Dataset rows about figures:
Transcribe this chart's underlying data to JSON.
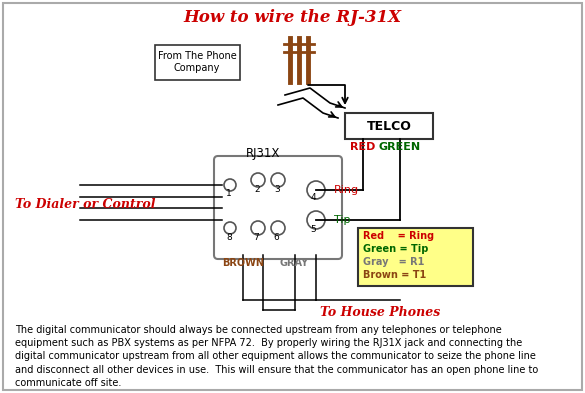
{
  "title": "How to wire the RJ-31X",
  "title_color": "#cc0000",
  "bg_color": "#ffffff",
  "border_color": "#888888",
  "body_text": "The digital communicator should always be connected upstream from any telephones or telephone\nequipment such as PBX systems as per NFPA 72.  By properly wiring the RJ31X jack and connecting the\ndigital communicator upstream from all other equipment allows the communicator to seize the phone line\nand disconnect all other devices in use.  This will ensure that the communicator has an open phone line to\ncommunicate off site.",
  "legend_items": [
    {
      "label": "Red    = Ring",
      "color": "#cc0000"
    },
    {
      "label": "Green = Tip",
      "color": "#006600"
    },
    {
      "label": "Gray   = R1",
      "color": "#777777"
    },
    {
      "label": "Brown = T1",
      "color": "#8B4513"
    }
  ],
  "rj31x_label": "RJ31X",
  "telco_label": "TELCO",
  "red_label": "RED",
  "green_label": "GREEN",
  "ring_label": "Ring",
  "tip_label": "Tip",
  "brown_label": "BROWN",
  "gray_label": "GRAY",
  "dialer_label": "To Dialer or Control",
  "house_label": "To House Phones",
  "phone_company_label": "From The Phone\nCompany"
}
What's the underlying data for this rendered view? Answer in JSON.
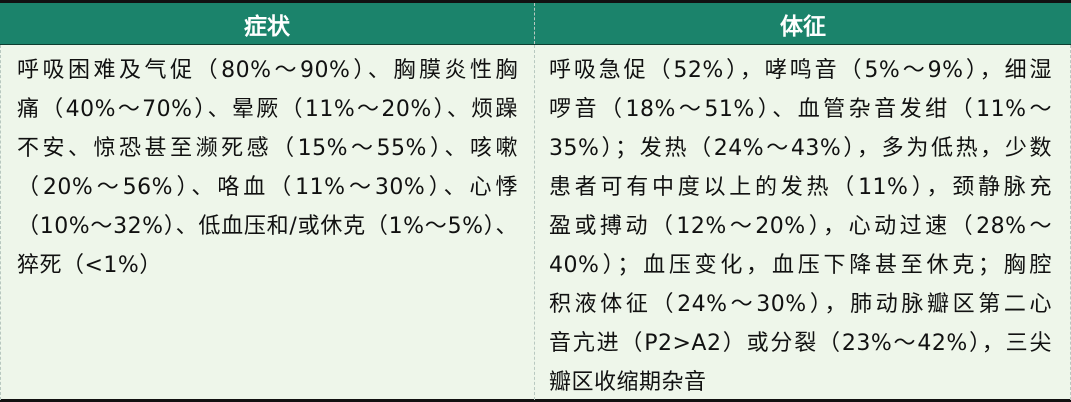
{
  "table": {
    "headers": [
      "症状",
      "体征"
    ],
    "symptoms_lines": [
      "呼吸困难及气促（80%～90%）、胸膜炎性胸",
      "痛（40%～70%）、晕厥（11%～20%）、烦躁",
      "不安、惊恐甚至濒死感（15%～55%）、咳嗽",
      "（20%～56%）、咯血（11%～30%）、心悸",
      "（10%～32%）、低血压和/或休克（1%～5%）、",
      "猝死（<1%）"
    ],
    "signs_lines": [
      "呼吸急促（52%），哮鸣音（5%～9%），细湿",
      "啰音（18%～51%）、血管杂音发绀（11%～",
      "35%）；发热（24%～43%），多为低热，少数",
      "患者可有中度以上的发热（11%），颈静脉充",
      "盈或搏动（12%～20%），心动过速（28%～",
      "40%）；血压变化，血压下降甚至休克；胸腔",
      "积液体征（24%～30%），肺动脉瓣区第二心",
      "音亢进（P2>A2）或分裂（23%～42%），三尖",
      "瓣区收缩期杂音"
    ],
    "colors": {
      "header_bg": "#1b836b",
      "body_bg": "#eef6ea",
      "header_text": "#ffffff"
    }
  }
}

TASK BRIEF:
Every entry above should be duplicated exactly. Do not include the images.

EXERCISE RESPONSE:
Transcribe this chart's underlying data to JSON.
{
  "title": "How to wire the RJ-31X",
  "title_color": "#cc0000",
  "bg_color": "#ffffff",
  "border_color": "#888888",
  "body_text": "The digital communicator should always be connected upstream from any telephones or telephone\nequipment such as PBX systems as per NFPA 72.  By properly wiring the RJ31X jack and connecting the\ndigital communicator upstream from all other equipment allows the communicator to seize the phone line\nand disconnect all other devices in use.  This will ensure that the communicator has an open phone line to\ncommunicate off site.",
  "legend_items": [
    {
      "label": "Red    = Ring",
      "color": "#cc0000"
    },
    {
      "label": "Green = Tip",
      "color": "#006600"
    },
    {
      "label": "Gray   = R1",
      "color": "#777777"
    },
    {
      "label": "Brown = T1",
      "color": "#8B4513"
    }
  ],
  "rj31x_label": "RJ31X",
  "telco_label": "TELCO",
  "red_label": "RED",
  "green_label": "GREEN",
  "ring_label": "Ring",
  "tip_label": "Tip",
  "brown_label": "BROWN",
  "gray_label": "GRAY",
  "dialer_label": "To Dialer or Control",
  "house_label": "To House Phones",
  "phone_company_label": "From The Phone\nCompany"
}
What's the underlying data for this rendered view? Answer in JSON.
{
  "table": {
    "headers": [
      "症状",
      "体征"
    ],
    "symptoms_lines": [
      "呼吸困难及气促（80%～90%）、胸膜炎性胸",
      "痛（40%～70%）、晕厥（11%～20%）、烦躁",
      "不安、惊恐甚至濒死感（15%～55%）、咳嗽",
      "（20%～56%）、咯血（11%～30%）、心悸",
      "（10%～32%）、低血压和/或休克（1%～5%）、",
      "猝死（<1%）"
    ],
    "signs_lines": [
      "呼吸急促（52%），哮鸣音（5%～9%），细湿",
      "啰音（18%～51%）、血管杂音发绀（11%～",
      "35%）；发热（24%～43%），多为低热，少数",
      "患者可有中度以上的发热（11%），颈静脉充",
      "盈或搏动（12%～20%），心动过速（28%～",
      "40%）；血压变化，血压下降甚至休克；胸腔",
      "积液体征（24%～30%），肺动脉瓣区第二心",
      "音亢进（P2>A2）或分裂（23%～42%），三尖",
      "瓣区收缩期杂音"
    ],
    "colors": {
      "header_bg": "#1b836b",
      "body_bg": "#eef6ea",
      "header_text": "#ffffff"
    }
  }
}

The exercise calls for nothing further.